• **Short problem**
Within the listing below, locate all lines containing the word "SCHOOL". Copy each one.

• **Exercise input**
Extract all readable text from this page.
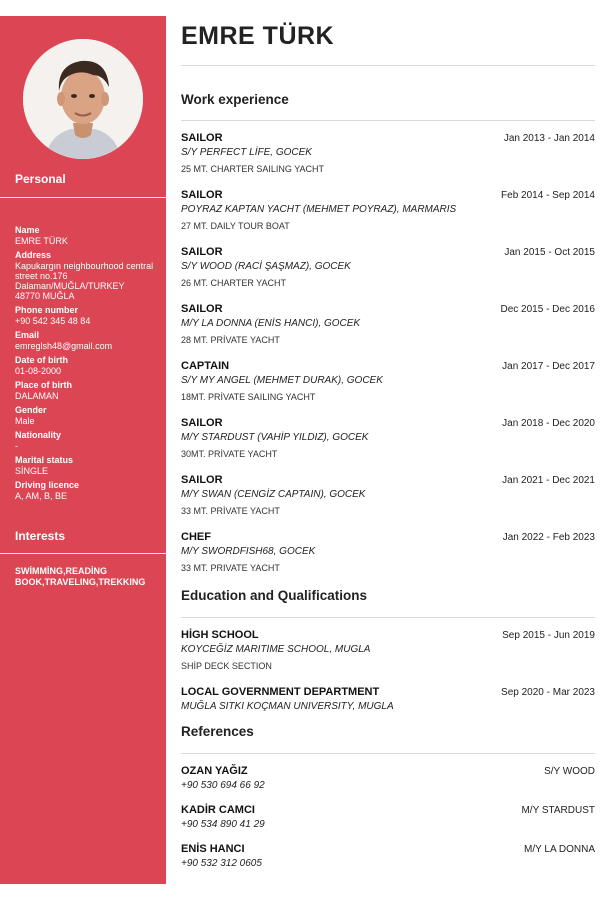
Personal
Name
EMRE TÜRK
Address
Kapukargın neighbourhood central
street no.176
Dalaman/MUĞLA/TURKEY
48770 MUĞLA
Phone number
+90 542 345 48 84
Email
emreglsh48@gmail.com
Date of birth
01-08-2000
Place of birth
DALAMAN
Gender
Male
Nationality
-
Marital status
SİNGLE
Driving licence
A, AM, B, BE
Interests
SWİMMİNG,READİNG BOOK,TRAVELING,TREKKING
EMRE TÜRK
Work experience
SAILOR	Jan 2013 - Jan 2014
S/Y PERFECT LİFE, GOCEK
25 MT. CHARTER SAILING YACHT
SAILOR	Feb 2014 - Sep 2014
POYRAZ KAPTAN YACHT (MEHMET POYRAZ), MARMARIS
27 MT. DAILY TOUR BOAT
SAILOR	Jan 2015 - Oct 2015
S/Y WOOD (RACİ ŞAŞMAZ), GOCEK
26 MT. CHARTER YACHT
SAILOR	Dec 2015 - Dec 2016
M/Y LA DONNA (ENİS HANCI), GOCEK
28 MT. PRİVATE YACHT
CAPTAIN	Jan 2017 - Dec 2017
S/Y MY ANGEL (MEHMET DURAK), GOCEK
18MT. PRİVATE SAILING YACHT
SAILOR	Jan 2018 - Dec 2020
M/Y STARDUST (VAHİP YILDIZ), GOCEK
30MT. PRİVATE YACHT
SAILOR	Jan 2021 - Dec 2021
M/Y SWAN (CENGİZ CAPTAIN), GOCEK
33 MT. PRİVATE YACHT
CHEF	Jan 2022 - Feb 2023
M/Y SWORDFISH68, GOCEK
33 MT. PRIVATE YACHT
Education and Qualifications
HİGH SCHOOL	Sep 2015 - Jun 2019
KOYCEĞİZ MARITIME SCHOOL, MUGLA
SHİP DECK SECTION
LOCAL GOVERNMENT DEPARTMENT	Sep 2020 - Mar 2023
MUĞLA SITKI KOÇMAN UNIVERSITY, MUGLA
References
OZAN YAĞIZ	S/Y WOOD
+90 530 694 66 92
KADİR CAMCI	M/Y STARDUST
+90 534 890 41 29
ENİS HANCI	M/Y LA DONNA
+90 532 312 0605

• **Full answer**
HİGH SCHOOL	Sep 2015 - Jun 2019
KOYCEĞİZ MARITIME SCHOOL, MUGLA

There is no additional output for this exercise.